* SET PROBLEM *
Extract the lines that hold the string "name".

* ITEMS *
-- Begin --

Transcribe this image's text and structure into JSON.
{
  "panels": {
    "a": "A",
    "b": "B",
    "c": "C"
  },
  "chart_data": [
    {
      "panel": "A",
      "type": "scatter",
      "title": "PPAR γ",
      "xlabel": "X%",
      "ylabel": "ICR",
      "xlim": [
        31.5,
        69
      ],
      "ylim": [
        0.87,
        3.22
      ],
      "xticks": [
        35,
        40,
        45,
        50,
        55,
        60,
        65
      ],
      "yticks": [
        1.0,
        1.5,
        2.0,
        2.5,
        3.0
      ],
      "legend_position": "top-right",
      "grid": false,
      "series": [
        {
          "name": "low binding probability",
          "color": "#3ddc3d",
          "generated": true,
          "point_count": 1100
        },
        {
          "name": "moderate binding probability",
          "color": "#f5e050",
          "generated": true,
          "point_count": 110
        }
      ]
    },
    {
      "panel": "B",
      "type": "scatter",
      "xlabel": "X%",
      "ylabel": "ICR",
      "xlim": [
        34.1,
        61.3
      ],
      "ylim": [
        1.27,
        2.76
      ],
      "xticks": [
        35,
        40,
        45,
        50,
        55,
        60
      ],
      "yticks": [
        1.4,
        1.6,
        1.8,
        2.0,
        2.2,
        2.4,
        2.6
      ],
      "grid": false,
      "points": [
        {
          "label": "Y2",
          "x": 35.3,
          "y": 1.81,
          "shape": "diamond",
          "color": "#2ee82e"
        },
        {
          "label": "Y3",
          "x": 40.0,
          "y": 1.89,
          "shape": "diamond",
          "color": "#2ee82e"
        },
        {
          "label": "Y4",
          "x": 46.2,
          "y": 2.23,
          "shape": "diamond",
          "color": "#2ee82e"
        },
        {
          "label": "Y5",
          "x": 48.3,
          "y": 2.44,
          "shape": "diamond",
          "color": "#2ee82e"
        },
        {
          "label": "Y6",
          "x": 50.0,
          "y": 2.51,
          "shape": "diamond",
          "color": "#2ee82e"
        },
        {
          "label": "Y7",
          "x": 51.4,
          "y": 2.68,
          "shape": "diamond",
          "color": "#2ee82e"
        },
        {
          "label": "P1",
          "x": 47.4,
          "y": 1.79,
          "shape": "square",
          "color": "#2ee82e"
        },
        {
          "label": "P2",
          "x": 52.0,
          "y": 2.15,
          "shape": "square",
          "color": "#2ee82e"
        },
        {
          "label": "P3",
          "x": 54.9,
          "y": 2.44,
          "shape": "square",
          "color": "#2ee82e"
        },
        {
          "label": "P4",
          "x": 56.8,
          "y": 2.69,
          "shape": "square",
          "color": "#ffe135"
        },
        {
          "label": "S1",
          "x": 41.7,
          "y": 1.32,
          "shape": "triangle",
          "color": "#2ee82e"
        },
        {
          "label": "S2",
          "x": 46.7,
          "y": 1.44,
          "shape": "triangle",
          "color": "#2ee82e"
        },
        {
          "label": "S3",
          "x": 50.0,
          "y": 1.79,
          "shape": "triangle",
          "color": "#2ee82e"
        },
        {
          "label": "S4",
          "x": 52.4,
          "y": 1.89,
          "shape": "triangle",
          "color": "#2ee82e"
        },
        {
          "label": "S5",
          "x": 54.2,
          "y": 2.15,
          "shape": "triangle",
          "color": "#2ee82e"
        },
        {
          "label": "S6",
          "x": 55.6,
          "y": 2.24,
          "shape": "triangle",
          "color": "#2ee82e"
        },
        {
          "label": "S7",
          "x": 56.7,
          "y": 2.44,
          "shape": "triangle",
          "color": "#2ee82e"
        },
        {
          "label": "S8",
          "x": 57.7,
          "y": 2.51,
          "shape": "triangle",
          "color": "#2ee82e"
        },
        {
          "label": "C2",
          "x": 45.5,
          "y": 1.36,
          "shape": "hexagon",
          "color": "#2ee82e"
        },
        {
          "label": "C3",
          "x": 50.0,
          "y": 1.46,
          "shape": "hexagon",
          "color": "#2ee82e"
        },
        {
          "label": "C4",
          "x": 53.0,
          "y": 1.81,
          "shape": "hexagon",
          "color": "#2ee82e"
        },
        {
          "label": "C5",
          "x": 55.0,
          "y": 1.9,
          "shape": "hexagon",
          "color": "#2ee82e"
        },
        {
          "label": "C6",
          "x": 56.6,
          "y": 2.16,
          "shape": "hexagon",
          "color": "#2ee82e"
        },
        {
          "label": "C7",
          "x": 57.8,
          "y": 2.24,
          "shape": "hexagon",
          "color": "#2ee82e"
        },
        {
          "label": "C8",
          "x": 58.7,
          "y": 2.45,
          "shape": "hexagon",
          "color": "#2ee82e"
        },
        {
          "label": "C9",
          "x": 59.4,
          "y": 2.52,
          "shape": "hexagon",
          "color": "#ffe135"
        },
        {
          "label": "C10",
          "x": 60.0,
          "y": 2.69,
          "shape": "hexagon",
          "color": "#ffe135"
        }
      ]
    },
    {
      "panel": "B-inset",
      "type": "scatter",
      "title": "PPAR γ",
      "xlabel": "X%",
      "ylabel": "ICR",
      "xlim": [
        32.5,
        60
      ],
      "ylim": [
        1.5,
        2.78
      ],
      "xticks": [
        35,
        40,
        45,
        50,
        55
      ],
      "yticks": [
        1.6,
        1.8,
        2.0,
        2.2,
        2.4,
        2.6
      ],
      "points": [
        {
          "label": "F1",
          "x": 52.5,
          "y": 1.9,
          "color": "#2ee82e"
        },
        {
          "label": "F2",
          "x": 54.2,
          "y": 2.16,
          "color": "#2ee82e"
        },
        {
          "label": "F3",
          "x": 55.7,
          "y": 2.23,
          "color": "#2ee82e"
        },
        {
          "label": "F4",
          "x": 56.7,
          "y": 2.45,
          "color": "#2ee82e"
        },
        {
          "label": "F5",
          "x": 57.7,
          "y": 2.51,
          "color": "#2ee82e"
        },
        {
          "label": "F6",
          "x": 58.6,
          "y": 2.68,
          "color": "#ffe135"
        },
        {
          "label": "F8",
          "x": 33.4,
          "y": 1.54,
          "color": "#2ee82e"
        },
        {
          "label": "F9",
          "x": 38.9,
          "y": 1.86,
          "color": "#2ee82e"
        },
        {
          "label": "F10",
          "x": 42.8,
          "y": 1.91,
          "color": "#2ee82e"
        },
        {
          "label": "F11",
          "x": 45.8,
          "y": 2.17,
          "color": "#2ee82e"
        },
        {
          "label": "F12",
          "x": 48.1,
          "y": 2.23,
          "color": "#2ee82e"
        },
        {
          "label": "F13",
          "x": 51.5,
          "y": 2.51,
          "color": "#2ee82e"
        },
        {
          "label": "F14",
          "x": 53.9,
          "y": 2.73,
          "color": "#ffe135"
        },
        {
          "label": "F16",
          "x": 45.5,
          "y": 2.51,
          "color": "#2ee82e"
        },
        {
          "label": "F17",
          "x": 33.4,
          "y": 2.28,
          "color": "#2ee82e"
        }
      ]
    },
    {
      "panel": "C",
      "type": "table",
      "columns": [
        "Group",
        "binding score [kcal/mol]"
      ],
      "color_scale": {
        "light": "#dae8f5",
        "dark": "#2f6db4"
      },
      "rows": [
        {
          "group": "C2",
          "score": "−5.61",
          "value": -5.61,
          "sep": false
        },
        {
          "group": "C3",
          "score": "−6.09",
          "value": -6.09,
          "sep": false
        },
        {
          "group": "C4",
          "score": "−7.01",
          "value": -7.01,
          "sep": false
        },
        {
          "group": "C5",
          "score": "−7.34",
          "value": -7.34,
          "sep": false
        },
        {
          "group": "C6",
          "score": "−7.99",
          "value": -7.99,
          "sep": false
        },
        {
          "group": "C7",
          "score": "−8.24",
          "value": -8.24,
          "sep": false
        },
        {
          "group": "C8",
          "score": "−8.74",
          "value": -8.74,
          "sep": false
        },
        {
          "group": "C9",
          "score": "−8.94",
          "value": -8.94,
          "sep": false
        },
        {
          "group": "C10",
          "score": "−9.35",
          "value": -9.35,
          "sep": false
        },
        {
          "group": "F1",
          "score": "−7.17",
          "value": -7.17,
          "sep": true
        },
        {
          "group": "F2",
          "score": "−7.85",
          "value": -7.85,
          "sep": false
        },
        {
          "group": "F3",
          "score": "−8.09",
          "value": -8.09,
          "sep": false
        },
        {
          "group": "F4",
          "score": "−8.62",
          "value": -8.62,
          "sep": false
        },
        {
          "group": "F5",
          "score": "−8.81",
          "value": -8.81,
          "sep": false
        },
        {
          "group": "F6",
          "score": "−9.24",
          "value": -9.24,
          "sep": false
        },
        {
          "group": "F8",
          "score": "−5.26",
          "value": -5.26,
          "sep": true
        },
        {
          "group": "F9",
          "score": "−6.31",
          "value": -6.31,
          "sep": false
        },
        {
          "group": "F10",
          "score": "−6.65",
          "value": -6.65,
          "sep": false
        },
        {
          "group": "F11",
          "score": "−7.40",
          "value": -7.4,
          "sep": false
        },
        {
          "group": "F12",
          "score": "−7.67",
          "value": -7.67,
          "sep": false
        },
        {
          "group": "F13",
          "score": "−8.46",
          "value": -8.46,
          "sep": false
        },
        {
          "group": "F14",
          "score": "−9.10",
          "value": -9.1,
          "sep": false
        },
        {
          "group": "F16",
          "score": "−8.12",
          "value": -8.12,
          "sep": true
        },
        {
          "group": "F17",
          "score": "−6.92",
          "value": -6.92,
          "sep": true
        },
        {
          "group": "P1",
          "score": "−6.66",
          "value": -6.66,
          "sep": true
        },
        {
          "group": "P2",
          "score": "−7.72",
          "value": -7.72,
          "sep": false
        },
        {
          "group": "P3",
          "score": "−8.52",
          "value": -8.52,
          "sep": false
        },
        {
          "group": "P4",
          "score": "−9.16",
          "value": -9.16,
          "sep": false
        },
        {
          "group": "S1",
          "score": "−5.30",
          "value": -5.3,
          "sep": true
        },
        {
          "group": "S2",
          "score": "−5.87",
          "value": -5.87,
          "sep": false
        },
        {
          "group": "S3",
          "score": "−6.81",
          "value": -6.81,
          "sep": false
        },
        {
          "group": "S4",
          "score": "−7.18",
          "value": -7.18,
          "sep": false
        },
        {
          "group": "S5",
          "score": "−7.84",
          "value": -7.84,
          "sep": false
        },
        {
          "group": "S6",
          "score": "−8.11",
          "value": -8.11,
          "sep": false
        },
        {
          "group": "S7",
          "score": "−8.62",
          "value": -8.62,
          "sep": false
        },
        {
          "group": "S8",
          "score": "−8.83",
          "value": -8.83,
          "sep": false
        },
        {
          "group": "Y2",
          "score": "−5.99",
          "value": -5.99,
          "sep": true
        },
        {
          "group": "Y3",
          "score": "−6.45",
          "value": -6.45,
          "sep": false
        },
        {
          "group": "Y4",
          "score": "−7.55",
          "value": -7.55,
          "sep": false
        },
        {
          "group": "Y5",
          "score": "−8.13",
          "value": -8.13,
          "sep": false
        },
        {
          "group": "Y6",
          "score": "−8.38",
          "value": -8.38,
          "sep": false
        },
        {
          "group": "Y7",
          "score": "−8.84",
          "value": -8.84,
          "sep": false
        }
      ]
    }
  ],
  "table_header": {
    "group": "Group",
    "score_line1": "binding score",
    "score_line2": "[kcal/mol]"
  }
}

-- End --

* SOLUTION TO THIS PROBLEM *
          "name": "low binding probability",
          "name": "moderate binding probability",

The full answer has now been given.